DATASET CONTENT:

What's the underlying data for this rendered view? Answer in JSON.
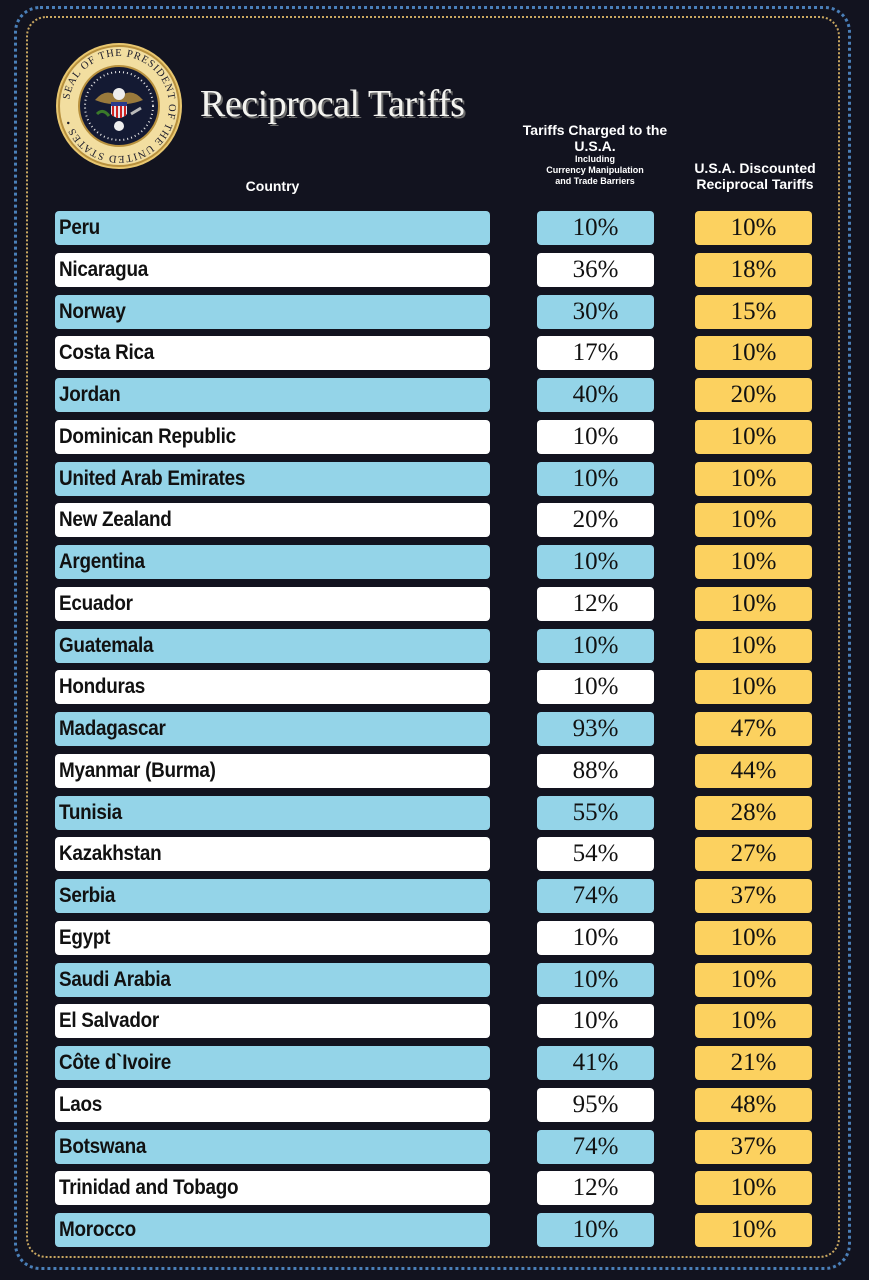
{
  "header": {
    "title": "Reciprocal Tariffs",
    "seal_text": "SEAL OF THE PRESIDENT OF THE UNITED STATES"
  },
  "colors": {
    "background": "#12131f",
    "blue_row": "#94d4e8",
    "white_row": "#ffffff",
    "discounted_cell": "#fcd15f",
    "outer_border": "#4a7fb8",
    "inner_border": "#c9a760"
  },
  "chart_data": {
    "type": "table",
    "title": "Reciprocal Tariffs",
    "columns": {
      "country": "Country",
      "charged": "Tariffs Charged to the U.S.A.",
      "charged_note": [
        "Including",
        "Currency Manipulation",
        "and Trade Barriers"
      ],
      "discounted": "U.S.A. Discounted Reciprocal Tariffs"
    },
    "rows": [
      {
        "country": "Peru",
        "charged": "10%",
        "discounted": "10%"
      },
      {
        "country": "Nicaragua",
        "charged": "36%",
        "discounted": "18%"
      },
      {
        "country": "Norway",
        "charged": "30%",
        "discounted": "15%"
      },
      {
        "country": "Costa Rica",
        "charged": "17%",
        "discounted": "10%"
      },
      {
        "country": "Jordan",
        "charged": "40%",
        "discounted": "20%"
      },
      {
        "country": "Dominican Republic",
        "charged": "10%",
        "discounted": "10%"
      },
      {
        "country": "United Arab Emirates",
        "charged": "10%",
        "discounted": "10%"
      },
      {
        "country": "New Zealand",
        "charged": "20%",
        "discounted": "10%"
      },
      {
        "country": "Argentina",
        "charged": "10%",
        "discounted": "10%"
      },
      {
        "country": "Ecuador",
        "charged": "12%",
        "discounted": "10%"
      },
      {
        "country": "Guatemala",
        "charged": "10%",
        "discounted": "10%"
      },
      {
        "country": "Honduras",
        "charged": "10%",
        "discounted": "10%"
      },
      {
        "country": "Madagascar",
        "charged": "93%",
        "discounted": "47%"
      },
      {
        "country": "Myanmar (Burma)",
        "charged": "88%",
        "discounted": "44%"
      },
      {
        "country": "Tunisia",
        "charged": "55%",
        "discounted": "28%"
      },
      {
        "country": "Kazakhstan",
        "charged": "54%",
        "discounted": "27%"
      },
      {
        "country": "Serbia",
        "charged": "74%",
        "discounted": "37%"
      },
      {
        "country": "Egypt",
        "charged": "10%",
        "discounted": "10%"
      },
      {
        "country": "Saudi Arabia",
        "charged": "10%",
        "discounted": "10%"
      },
      {
        "country": "El Salvador",
        "charged": "10%",
        "discounted": "10%"
      },
      {
        "country": "Côte d`Ivoire",
        "charged": "41%",
        "discounted": "21%"
      },
      {
        "country": "Laos",
        "charged": "95%",
        "discounted": "48%"
      },
      {
        "country": "Botswana",
        "charged": "74%",
        "discounted": "37%"
      },
      {
        "country": "Trinidad and Tobago",
        "charged": "12%",
        "discounted": "10%"
      },
      {
        "country": "Morocco",
        "charged": "10%",
        "discounted": "10%"
      }
    ]
  }
}
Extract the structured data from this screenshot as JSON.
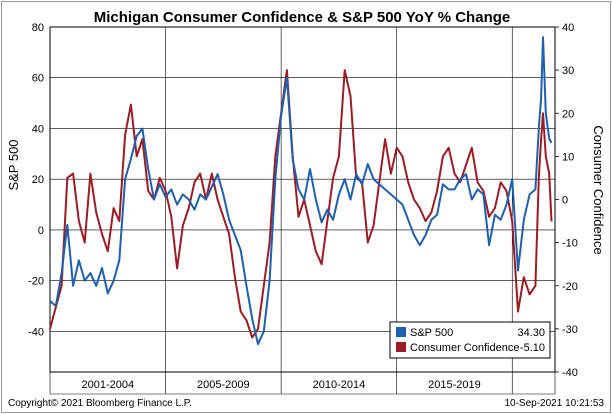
{
  "chart_data": {
    "type": "line",
    "title": "Michigan Consumer Confidence & S&P 500 YoY % Change",
    "ylabel_left": "S&P 500",
    "ylabel_right": "Consumer Confidence",
    "ylim_left": [
      -56,
      80
    ],
    "ylim_right": [
      -40,
      40
    ],
    "yticks_left": [
      80,
      60,
      40,
      20,
      0,
      -20,
      -40
    ],
    "yticks_right": [
      40,
      30,
      20,
      10,
      0,
      -10,
      -20,
      -30,
      -40
    ],
    "x_period_labels": [
      "2001-2004",
      "2005-2009",
      "2010-2014",
      "2015-2019"
    ],
    "grid": true,
    "legend_position": "bottom-right",
    "series": [
      {
        "name": "S&P 500",
        "axis": "left",
        "color": "#1f5fb0",
        "last_value": "34.30",
        "points": [
          [
            2000.0,
            -28
          ],
          [
            2000.25,
            -30
          ],
          [
            2000.5,
            -17
          ],
          [
            2000.75,
            2
          ],
          [
            2001.0,
            -22
          ],
          [
            2001.25,
            -12
          ],
          [
            2001.5,
            -20
          ],
          [
            2001.75,
            -17
          ],
          [
            2002.0,
            -22
          ],
          [
            2002.25,
            -15
          ],
          [
            2002.5,
            -25
          ],
          [
            2002.75,
            -20
          ],
          [
            2003.0,
            -12
          ],
          [
            2003.25,
            20
          ],
          [
            2003.5,
            28
          ],
          [
            2003.75,
            37
          ],
          [
            2004.0,
            40
          ],
          [
            2004.25,
            24
          ],
          [
            2004.5,
            12
          ],
          [
            2004.75,
            18
          ],
          [
            2005.0,
            13
          ],
          [
            2005.25,
            16
          ],
          [
            2005.5,
            10
          ],
          [
            2005.75,
            14
          ],
          [
            2006.0,
            12
          ],
          [
            2006.25,
            8
          ],
          [
            2006.5,
            14
          ],
          [
            2006.75,
            12
          ],
          [
            2007.0,
            17
          ],
          [
            2007.25,
            22
          ],
          [
            2007.5,
            14
          ],
          [
            2007.75,
            4
          ],
          [
            2008.0,
            -2
          ],
          [
            2008.25,
            -8
          ],
          [
            2008.5,
            -22
          ],
          [
            2008.75,
            -35
          ],
          [
            2009.0,
            -45
          ],
          [
            2009.25,
            -40
          ],
          [
            2009.5,
            -20
          ],
          [
            2009.75,
            20
          ],
          [
            2010.0,
            45
          ],
          [
            2010.25,
            60
          ],
          [
            2010.5,
            28
          ],
          [
            2010.75,
            16
          ],
          [
            2011.0,
            12
          ],
          [
            2011.25,
            24
          ],
          [
            2011.5,
            12
          ],
          [
            2011.75,
            3
          ],
          [
            2012.0,
            8
          ],
          [
            2012.25,
            4
          ],
          [
            2012.5,
            14
          ],
          [
            2012.75,
            20
          ],
          [
            2013.0,
            12
          ],
          [
            2013.25,
            22
          ],
          [
            2013.5,
            18
          ],
          [
            2013.75,
            26
          ],
          [
            2014.0,
            20
          ],
          [
            2014.25,
            18
          ],
          [
            2014.5,
            16
          ],
          [
            2014.75,
            14
          ],
          [
            2015.0,
            12
          ],
          [
            2015.25,
            10
          ],
          [
            2015.5,
            4
          ],
          [
            2015.75,
            -2
          ],
          [
            2016.0,
            -6
          ],
          [
            2016.25,
            -2
          ],
          [
            2016.5,
            4
          ],
          [
            2016.75,
            6
          ],
          [
            2017.0,
            18
          ],
          [
            2017.25,
            16
          ],
          [
            2017.5,
            16
          ],
          [
            2017.75,
            20
          ],
          [
            2018.0,
            22
          ],
          [
            2018.25,
            12
          ],
          [
            2018.5,
            16
          ],
          [
            2018.75,
            14
          ],
          [
            2019.0,
            -6
          ],
          [
            2019.25,
            6
          ],
          [
            2019.5,
            4
          ],
          [
            2019.75,
            10
          ],
          [
            2020.0,
            20
          ],
          [
            2020.25,
            -16
          ],
          [
            2020.5,
            4
          ],
          [
            2020.75,
            14
          ],
          [
            2021.0,
            16
          ],
          [
            2021.15,
            40
          ],
          [
            2021.25,
            52
          ],
          [
            2021.33,
            76
          ],
          [
            2021.45,
            46
          ],
          [
            2021.6,
            36
          ],
          [
            2021.7,
            34.3
          ]
        ]
      },
      {
        "name": "Consumer Confidence",
        "axis": "right",
        "color": "#9c1c24",
        "last_value": "-5.10",
        "points": [
          [
            2000.0,
            -30
          ],
          [
            2000.25,
            -25
          ],
          [
            2000.5,
            -20
          ],
          [
            2000.75,
            5
          ],
          [
            2001.0,
            6
          ],
          [
            2001.25,
            -5
          ],
          [
            2001.5,
            -10
          ],
          [
            2001.75,
            6
          ],
          [
            2002.0,
            -3
          ],
          [
            2002.25,
            -8
          ],
          [
            2002.5,
            -12
          ],
          [
            2002.75,
            -2
          ],
          [
            2003.0,
            -5
          ],
          [
            2003.25,
            15
          ],
          [
            2003.5,
            22
          ],
          [
            2003.75,
            10
          ],
          [
            2004.0,
            14
          ],
          [
            2004.25,
            2
          ],
          [
            2004.5,
            0
          ],
          [
            2004.75,
            5
          ],
          [
            2005.0,
            2
          ],
          [
            2005.25,
            -4
          ],
          [
            2005.5,
            -16
          ],
          [
            2005.75,
            -6
          ],
          [
            2006.0,
            -2
          ],
          [
            2006.25,
            4
          ],
          [
            2006.5,
            6
          ],
          [
            2006.75,
            0
          ],
          [
            2007.0,
            6
          ],
          [
            2007.25,
            0
          ],
          [
            2007.5,
            -4
          ],
          [
            2007.75,
            -8
          ],
          [
            2008.0,
            -18
          ],
          [
            2008.25,
            -26
          ],
          [
            2008.5,
            -28
          ],
          [
            2008.75,
            -32
          ],
          [
            2009.0,
            -30
          ],
          [
            2009.25,
            -20
          ],
          [
            2009.5,
            -10
          ],
          [
            2009.75,
            10
          ],
          [
            2010.0,
            20
          ],
          [
            2010.25,
            30
          ],
          [
            2010.5,
            10
          ],
          [
            2010.75,
            -4
          ],
          [
            2011.0,
            0
          ],
          [
            2011.25,
            -6
          ],
          [
            2011.5,
            -12
          ],
          [
            2011.75,
            -15
          ],
          [
            2012.0,
            -5
          ],
          [
            2012.25,
            5
          ],
          [
            2012.5,
            10
          ],
          [
            2012.75,
            30
          ],
          [
            2013.0,
            24
          ],
          [
            2013.25,
            5
          ],
          [
            2013.5,
            4
          ],
          [
            2013.75,
            -10
          ],
          [
            2014.0,
            -6
          ],
          [
            2014.25,
            4
          ],
          [
            2014.5,
            14
          ],
          [
            2014.75,
            6
          ],
          [
            2015.0,
            12
          ],
          [
            2015.25,
            10
          ],
          [
            2015.5,
            4
          ],
          [
            2015.75,
            0
          ],
          [
            2016.0,
            -2
          ],
          [
            2016.25,
            -5
          ],
          [
            2016.5,
            -3
          ],
          [
            2016.75,
            2
          ],
          [
            2017.0,
            10
          ],
          [
            2017.25,
            12
          ],
          [
            2017.5,
            6
          ],
          [
            2017.75,
            4
          ],
          [
            2018.0,
            8
          ],
          [
            2018.25,
            12
          ],
          [
            2018.5,
            4
          ],
          [
            2018.75,
            2
          ],
          [
            2019.0,
            -4
          ],
          [
            2019.25,
            -2
          ],
          [
            2019.5,
            4
          ],
          [
            2019.75,
            2
          ],
          [
            2020.0,
            -5
          ],
          [
            2020.25,
            -26
          ],
          [
            2020.5,
            -18
          ],
          [
            2020.75,
            -22
          ],
          [
            2021.0,
            -20
          ],
          [
            2021.15,
            5
          ],
          [
            2021.25,
            14
          ],
          [
            2021.33,
            20
          ],
          [
            2021.45,
            10
          ],
          [
            2021.6,
            6
          ],
          [
            2021.7,
            -5.1
          ]
        ]
      }
    ]
  },
  "footer": {
    "copyright": "Copyright© 2021 Bloomberg Finance L.P.",
    "timestamp": "10-Sep-2021 10:21:53"
  }
}
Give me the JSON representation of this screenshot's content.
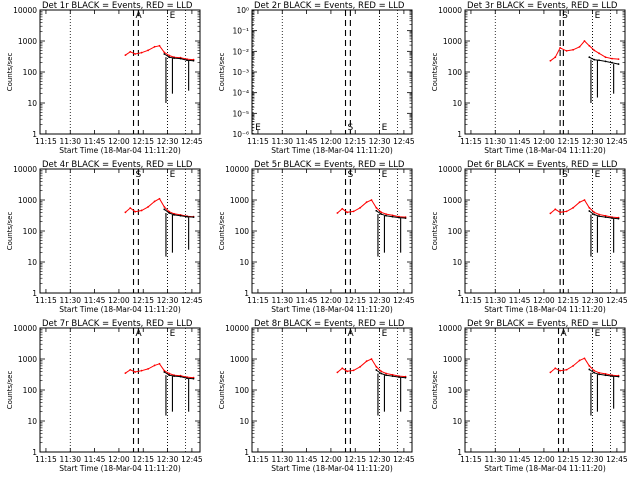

PROBLEM DESCRIPTION:
Show every line of the listing in which the string "name" can be found.

TASK ANSWER:
        "name": "S&P 500",
        "name": "Consumer Confidence",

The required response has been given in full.